## WHAT YOU SHOULD DO
Within this material, how many lines have the string "fitted" in them? The answer is a number, with nothing added.

>> START

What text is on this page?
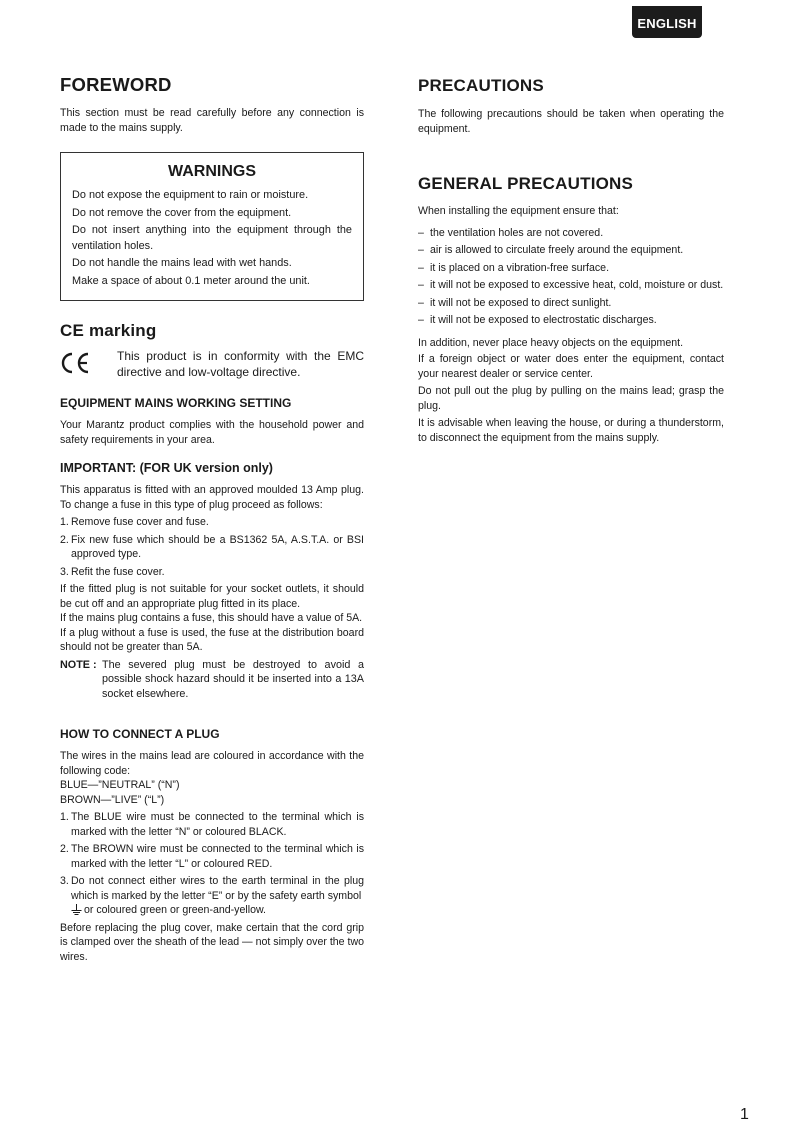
ENGLISH
FOREWORD

This section must be read carefully before any connection is made to the mains supply.

WARNINGS

Do not expose the equipment to rain or moisture.

Do not remove the cover from the equipment.

Do not insert anything into the equipment through the ventilation holes.

Do not handle the mains lead with wet hands.

Make a space of about 0.1 meter around the unit.

CE marking
This product is in conformity with the EMC directive and low-voltage directive.
EQUIPMENT MAINS WORKING SETTING

Your Marantz product complies with the household power and safety requirements in your area.

IMPORTANT: (FOR UK version only)

This apparatus is fitted with an approved moulded 13 Amp plug. To change a fuse in this type of plug proceed as follows:

1. Remove fuse cover and fuse.
2. Fix new fuse which should be a BS1362 5A, A.S.T.A. or BSI approved type.
3. Refit the fuse cover.

If the fitted plug is not suitable for your socket outlets, it should be cut off and an appropriate plug fitted in its place.

If the mains plug contains a fuse, this should have a value of 5A.

If a plug without a fuse is used, the fuse at the distribution board should not be greater than 5A.

NOTE : The severed plug must be destroyed to avoid a possible shock hazard should it be inserted into a 13A socket elsewhere.
HOW TO CONNECT A PLUG

The wires in the mains lead are coloured in accordance with the following code:

BLUE—”NEUTRAL” (“N”)

BROWN—”LIVE” (“L”)

1. The BLUE wire must be connected to the terminal which is marked with the letter “N” or coloured BLACK.
2. The BROWN wire must be connected to the terminal which is marked with the letter “L” or coloured RED.
3. Do not connect either wires to the earth terminal in the plug which is marked by the letter “E” or by the safety earth symbol
or coloured green or green-and-yellow.

Before replacing the plug cover, make certain that the cord grip is clamped over the sheath of the lead — not simply over the two wires.

PRECAUTIONS

The following precautions should be taken when operating the equipment.

GENERAL PRECAUTIONS

When installing the equipment ensure that:

– the ventilation holes are not covered.
– air is allowed to circulate freely around the equipment.
– it is placed on a vibration-free surface.
– it will not be exposed to excessive heat, cold, moisture or dust.
– it will not be exposed to direct sunlight.
– it will not be exposed to electrostatic discharges.

In addition, never place heavy objects on the equipment.

If a foreign object or water does enter the equipment, contact your nearest dealer or service center.

Do not pull out the plug by pulling on the mains lead; grasp the plug.

It is advisable when leaving the house, or during a thunderstorm, to disconnect the equipment from the mains supply.

1
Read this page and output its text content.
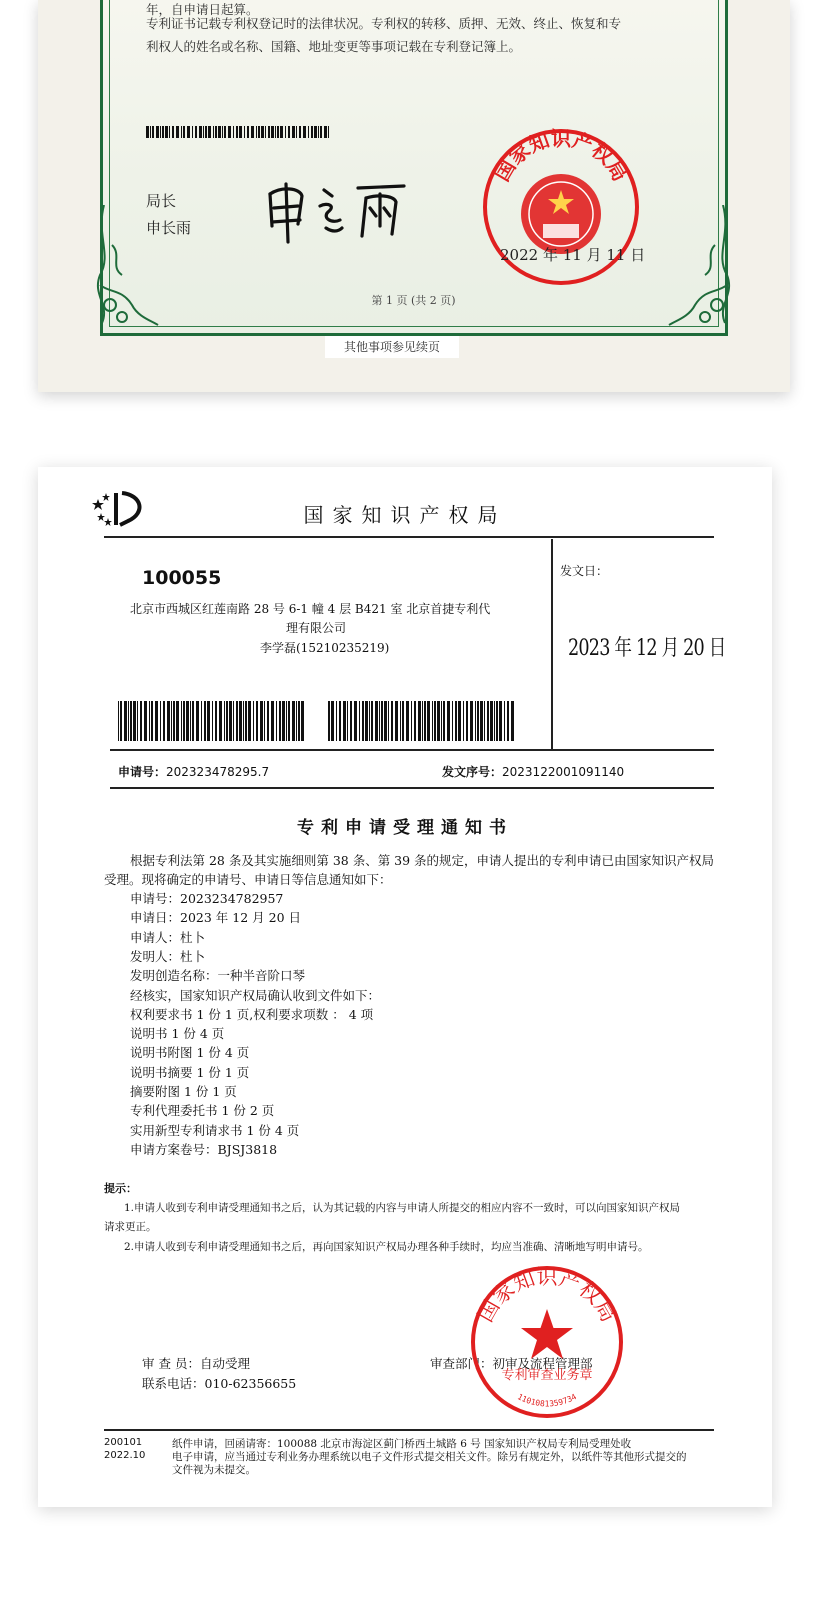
年，自申请日起算。
专利证书记载专利权登记时的法律状况。专利权的转移、质押、无效、终止、恢复和专
利权人的姓名或名称、国籍、地址变更等事项记载在专利登记簿上。
局长
申长雨
国家知识产权局
2022 年 11 月 11 日
第 1 页 (共 2 页)
其他事项参见续页
国家知识产权局
100055
北京市西城区红莲南路 28 号 6-1 幢 4 层 B421 室 北京首捷专利代
理有限公司
李学磊(15210235219)
发文日：
2023 年 12 月 20 日
申请号：202323478295.7	发文序号：2023122001091140
专利申请受理通知书
根据专利法第 28 条及其实施细则第 38 条、第 39 条的规定，申请人提出的专利申请已由国家知识产权局
受理。现将确定的申请号、申请日等信息通知如下：
申请号：2023234782957
申请日：2023 年 12 月 20 日
申请人：杜卜
发明人：杜卜
发明创造名称：一种半音阶口琴
经核实，国家知识产权局确认收到文件如下：
权利要求书 1 份 1 页,权利要求项数 ： 4 项
说明书 1 份 4 页
说明书附图 1 份 4 页
说明书摘要 1 份 1 页
摘要附图 1 份 1 页
专利代理委托书 1 份 2 页
实用新型专利请求书 1 份 4 页
申请方案卷号：BJSJ3818
提示：
1.申请人收到专利申请受理通知书之后，认为其记载的内容与申请人所提交的相应内容不一致时，可以向国家知识产权局
请求更正。
2.申请人收到专利申请受理通知书之后，再向国家知识产权局办理各种手续时，均应当准确、清晰地写明申请号。
审 查 员：自动受理
联系电话：010-62356655
审查部门：初审及流程管理部
国家知识产权局
专利审查业务章
1101081359734
200101
2022.10
纸件申请，回函请寄：100088 北京市海淀区蓟门桥西土城路 6 号 国家知识产权局专利局受理处收
电子申请，应当通过专利业务办理系统以电子文件形式提交相关文件。除另有规定外，以纸件等其他形式提交的
文件视为未提交。
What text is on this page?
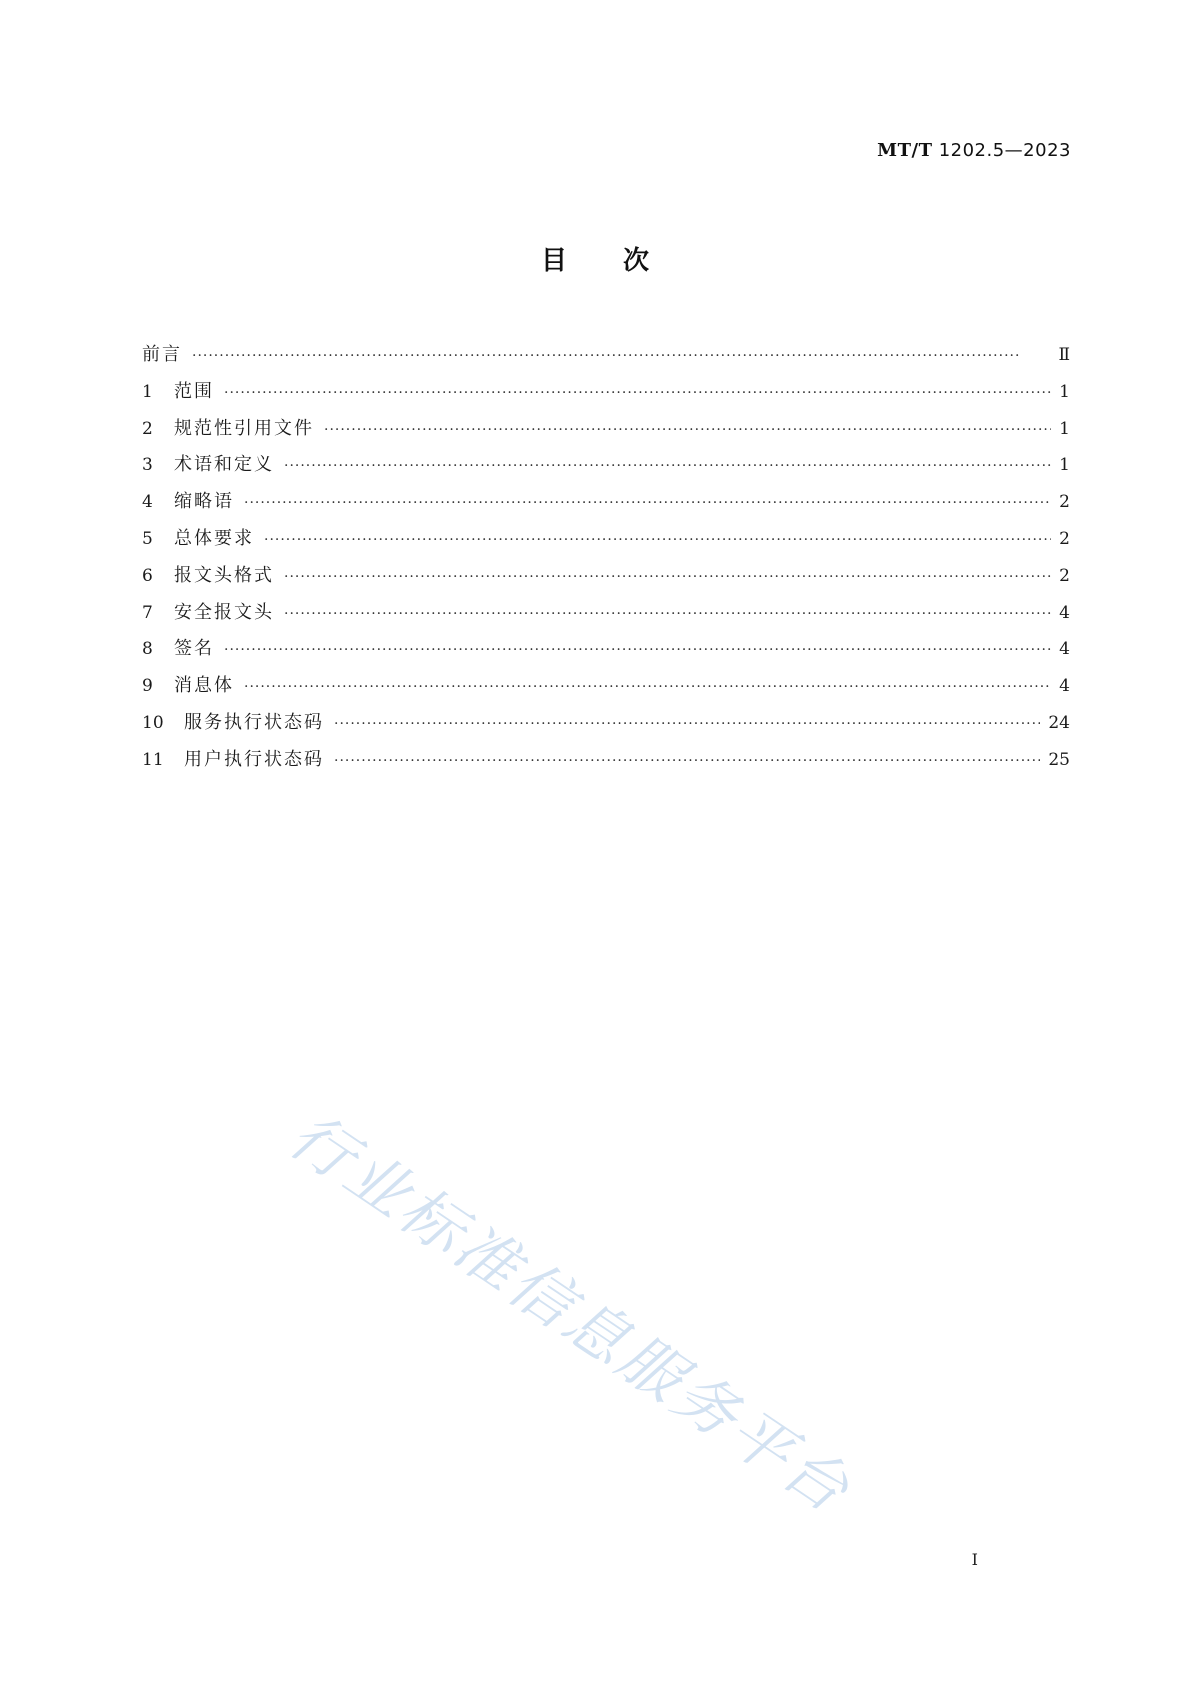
MT/T 1202.5—2023
目 次
前言 ·····	Ⅱ
1	范围 ·····	1
2	规范性引用文件 ·····	1
3	术语和定义 ·····	1
4	缩略语 ·····	2
5	总体要求 ·····	2
6	报文头格式 ·····	2
7	安全报文头 ·····	4
8	签名 ·····	4
9	消息体 ·····	4
10	服务执行状态码 ·····	24
11	用户执行状态码 ·····	25
行业标准信息服务平台
I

>> END

## RESULT BELOW
2